▶ Given instruction: Write out each line in which the string "icon" is present.

▶ Input records:
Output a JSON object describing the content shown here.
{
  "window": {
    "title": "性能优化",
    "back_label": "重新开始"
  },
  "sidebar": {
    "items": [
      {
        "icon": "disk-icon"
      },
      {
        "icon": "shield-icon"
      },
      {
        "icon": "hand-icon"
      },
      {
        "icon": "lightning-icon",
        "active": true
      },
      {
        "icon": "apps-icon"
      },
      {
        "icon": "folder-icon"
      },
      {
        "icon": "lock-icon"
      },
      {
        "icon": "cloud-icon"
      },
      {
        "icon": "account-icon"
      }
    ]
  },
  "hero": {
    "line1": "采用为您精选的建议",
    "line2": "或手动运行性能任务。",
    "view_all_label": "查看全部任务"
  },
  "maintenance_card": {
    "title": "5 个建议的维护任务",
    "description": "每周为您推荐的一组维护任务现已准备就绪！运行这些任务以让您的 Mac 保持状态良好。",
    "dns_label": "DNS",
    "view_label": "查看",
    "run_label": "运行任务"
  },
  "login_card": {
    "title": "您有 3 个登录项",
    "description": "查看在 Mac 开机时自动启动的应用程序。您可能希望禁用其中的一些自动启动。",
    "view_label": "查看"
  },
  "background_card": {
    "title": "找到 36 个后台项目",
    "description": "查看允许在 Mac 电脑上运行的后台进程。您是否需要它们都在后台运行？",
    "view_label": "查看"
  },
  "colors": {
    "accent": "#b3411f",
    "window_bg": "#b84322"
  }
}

▶ Solution below:
        "icon": "disk-icon"
        "icon": "shield-icon"
        "icon": "hand-icon"
        "icon": "lightning-icon",
        "icon": "apps-icon"
        "icon": "folder-icon"
        "icon": "lock-icon"
        "icon": "cloud-icon"
        "icon": "account-icon"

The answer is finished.